Stated task
Using the data below, repeat all of it precisely.

Recorded information
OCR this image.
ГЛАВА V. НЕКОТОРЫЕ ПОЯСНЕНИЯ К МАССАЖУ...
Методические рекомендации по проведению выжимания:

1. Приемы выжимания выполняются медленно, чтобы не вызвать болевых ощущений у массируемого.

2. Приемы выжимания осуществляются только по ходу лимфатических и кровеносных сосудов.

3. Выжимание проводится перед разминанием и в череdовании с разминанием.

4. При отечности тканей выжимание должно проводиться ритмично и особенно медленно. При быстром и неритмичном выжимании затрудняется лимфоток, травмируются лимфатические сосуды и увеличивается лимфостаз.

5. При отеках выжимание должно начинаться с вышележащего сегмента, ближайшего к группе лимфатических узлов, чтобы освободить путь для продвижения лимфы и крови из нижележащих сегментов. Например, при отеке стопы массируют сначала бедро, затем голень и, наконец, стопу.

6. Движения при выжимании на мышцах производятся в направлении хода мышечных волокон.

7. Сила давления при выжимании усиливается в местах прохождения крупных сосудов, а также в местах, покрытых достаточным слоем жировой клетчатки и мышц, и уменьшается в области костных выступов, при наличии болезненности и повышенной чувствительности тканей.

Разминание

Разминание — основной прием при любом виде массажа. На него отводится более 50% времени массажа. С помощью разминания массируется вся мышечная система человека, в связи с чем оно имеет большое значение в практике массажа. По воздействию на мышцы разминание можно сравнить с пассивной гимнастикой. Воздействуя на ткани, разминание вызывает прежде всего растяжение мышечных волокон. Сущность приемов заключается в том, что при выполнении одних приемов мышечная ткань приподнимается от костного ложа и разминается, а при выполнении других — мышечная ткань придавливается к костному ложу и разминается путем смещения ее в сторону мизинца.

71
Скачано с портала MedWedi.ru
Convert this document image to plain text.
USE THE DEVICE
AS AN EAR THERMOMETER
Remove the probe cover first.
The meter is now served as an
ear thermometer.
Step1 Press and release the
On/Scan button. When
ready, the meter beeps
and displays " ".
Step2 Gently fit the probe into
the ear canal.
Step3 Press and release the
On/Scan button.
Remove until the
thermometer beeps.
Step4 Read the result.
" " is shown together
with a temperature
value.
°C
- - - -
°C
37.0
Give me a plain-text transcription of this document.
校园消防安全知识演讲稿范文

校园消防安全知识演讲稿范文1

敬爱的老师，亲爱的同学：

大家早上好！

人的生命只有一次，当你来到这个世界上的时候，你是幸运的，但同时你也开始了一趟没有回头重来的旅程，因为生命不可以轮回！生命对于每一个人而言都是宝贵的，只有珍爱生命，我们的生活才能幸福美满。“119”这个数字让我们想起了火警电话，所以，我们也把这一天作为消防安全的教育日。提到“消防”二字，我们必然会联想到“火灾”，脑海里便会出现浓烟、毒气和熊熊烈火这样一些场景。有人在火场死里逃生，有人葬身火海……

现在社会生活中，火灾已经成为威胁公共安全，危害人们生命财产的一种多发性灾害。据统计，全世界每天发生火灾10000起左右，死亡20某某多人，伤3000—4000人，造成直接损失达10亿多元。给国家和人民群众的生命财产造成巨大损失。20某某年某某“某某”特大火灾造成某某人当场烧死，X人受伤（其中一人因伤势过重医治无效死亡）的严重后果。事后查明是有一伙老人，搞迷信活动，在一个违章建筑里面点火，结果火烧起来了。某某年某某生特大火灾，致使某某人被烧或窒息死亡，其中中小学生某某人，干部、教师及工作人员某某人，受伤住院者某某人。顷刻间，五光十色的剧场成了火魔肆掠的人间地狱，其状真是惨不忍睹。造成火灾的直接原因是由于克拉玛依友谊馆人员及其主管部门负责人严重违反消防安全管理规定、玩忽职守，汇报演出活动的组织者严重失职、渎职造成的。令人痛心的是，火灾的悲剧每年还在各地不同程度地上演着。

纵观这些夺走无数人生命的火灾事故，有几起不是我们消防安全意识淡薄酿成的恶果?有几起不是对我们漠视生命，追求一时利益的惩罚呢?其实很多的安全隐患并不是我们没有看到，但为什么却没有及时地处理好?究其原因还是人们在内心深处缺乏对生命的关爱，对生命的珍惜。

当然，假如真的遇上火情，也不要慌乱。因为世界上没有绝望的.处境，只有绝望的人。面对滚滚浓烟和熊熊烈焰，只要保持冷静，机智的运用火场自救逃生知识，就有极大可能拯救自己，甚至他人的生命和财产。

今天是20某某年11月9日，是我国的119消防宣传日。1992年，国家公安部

Result
OCR this image.
ГЛАВА V. НЕКОТОРЫЕ ПОЯСНЕНИЯ К МАССАЖУ...
Методические рекомендации по проведению выжимания:

1. Приемы выжимания выполняются медленно, чтобы не вызвать болевых ощущений у массируемого.

2. Приемы выжимания осуществляются только по ходу лимфатических и кровеносных сосудов.

3. Выжимание проводится перед разминанием и в череdовании с разминанием.

4. При отечности тканей выжимание должно проводиться ритмично и особенно медленно. При быстром и неритмичном выжимании затрудняется лимфоток, травмируются лимфатические сосуды и увеличивается лимфостаз.

5. При отеках выжимание должно начинаться с вышележащего сегмента, ближайшего к группе лимфатических узлов, чтобы освободить путь для продвижения лимфы и крови из нижележащих сегментов. Например, при отеке стопы массируют сначала бедро, затем голень и, наконец, стопу.

6. Движения при выжимании на мышцах производятся в направлении хода мышечных волокон.

7. Сила давления при выжимании усиливается в местах прохождения крупных сосудов, а также в местах, покрытых достаточным слоем жировой клетчатки и мышц, и уменьшается в области костных выступов, при наличии болезненности и повышенной чувствительности тканей.

Разминание

Разминание — основной прием при любом виде массажа. На него отводится более 50% времени массажа. С помощью разминания массируется вся мышечная система человека, в связи с чем оно имеет большое значение в практике массажа. По воздействию на мышцы разминание можно сравнить с пассивной гимнастикой. Воздействуя на ткани, разминание вызывает прежде всего растяжение мышечных волокон. Сущность приемов заключается в том, что при выполнении одних приемов мышечная ткань приподнимается от костного ложа и разминается, а при выполнении других — мышечная ткань придавливается к костному ложу и разминается путем смещения ее в сторону мизинца.

71
Скачано с портала MedWedi.ru
Convert this document image to plain text.
USE THE DEVICE
AS AN EAR THERMOMETER
Remove the probe cover first.
The meter is now served as an
ear thermometer.
Step1 Press and release the
On/Scan button. When
ready, the meter beeps
and displays " ".
Step2 Gently fit the probe into
the ear canal.
Step3 Press and release the
On/Scan button.
Remove until the
thermometer beeps.
Step4 Read the result.
" " is shown together
with a temperature
value.
°C
- - - -
°C
37.0
Give me a plain-text transcription of this document.
校园消防安全知识演讲稿范文

校园消防安全知识演讲稿范文1

敬爱的老师，亲爱的同学：

大家早上好！

人的生命只有一次，当你来到这个世界上的时候，你是幸运的，但同时你也开始了一趟没有回头重来的旅程，因为生命不可以轮回！生命对于每一个人而言都是宝贵的，只有珍爱生命，我们的生活才能幸福美满。“119”这个数字让我们想起了火警电话，所以，我们也把这一天作为消防安全的教育日。提到“消防”二字，我们必然会联想到“火灾”，脑海里便会出现浓烟、毒气和熊熊烈火这样一些场景。有人在火场死里逃生，有人葬身火海……

现在社会生活中，火灾已经成为威胁公共安全，危害人们生命财产的一种多发性灾害。据统计，全世界每天发生火灾10000起左右，死亡20某某多人，伤3000—4000人，造成直接损失达10亿多元。给国家和人民群众的生命财产造成巨大损失。20某某年某某“某某”特大火灾造成某某人当场烧死，X人受伤（其中一人因伤势过重医治无效死亡）的严重后果。事后查明是有一伙老人，搞迷信活动，在一个违章建筑里面点火，结果火烧起来了。某某年某某生特大火灾，致使某某人被烧或窒息死亡，其中中小学生某某人，干部、教师及工作人员某某人，受伤住院者某某人。顷刻间，五光十色的剧场成了火魔肆掠的人间地狱，其状真是惨不忍睹。造成火灾的直接原因是由于克拉玛依友谊馆人员及其主管部门负责人严重违反消防安全管理规定、玩忽职守，汇报演出活动的组织者严重失职、渎职造成的。令人痛心的是，火灾的悲剧每年还在各地不同程度地上演着。

纵观这些夺走无数人生命的火灾事故，有几起不是我们消防安全意识淡薄酿成的恶果?有几起不是对我们漠视生命，追求一时利益的惩罚呢?其实很多的安全隐患并不是我们没有看到，但为什么却没有及时地处理好?究其原因还是人们在内心深处缺乏对生命的关爱，对生命的珍惜。

当然，假如真的遇上火情，也不要慌乱。因为世界上没有绝望的.处境，只有绝望的人。面对滚滚浓烟和熊熊烈焰，只要保持冷静，机智的运用火场自救逃生知识，就有极大可能拯救自己，甚至他人的生命和财产。

今天是20某某年11月9日，是我国的119消防宣传日。1992年，国家公安部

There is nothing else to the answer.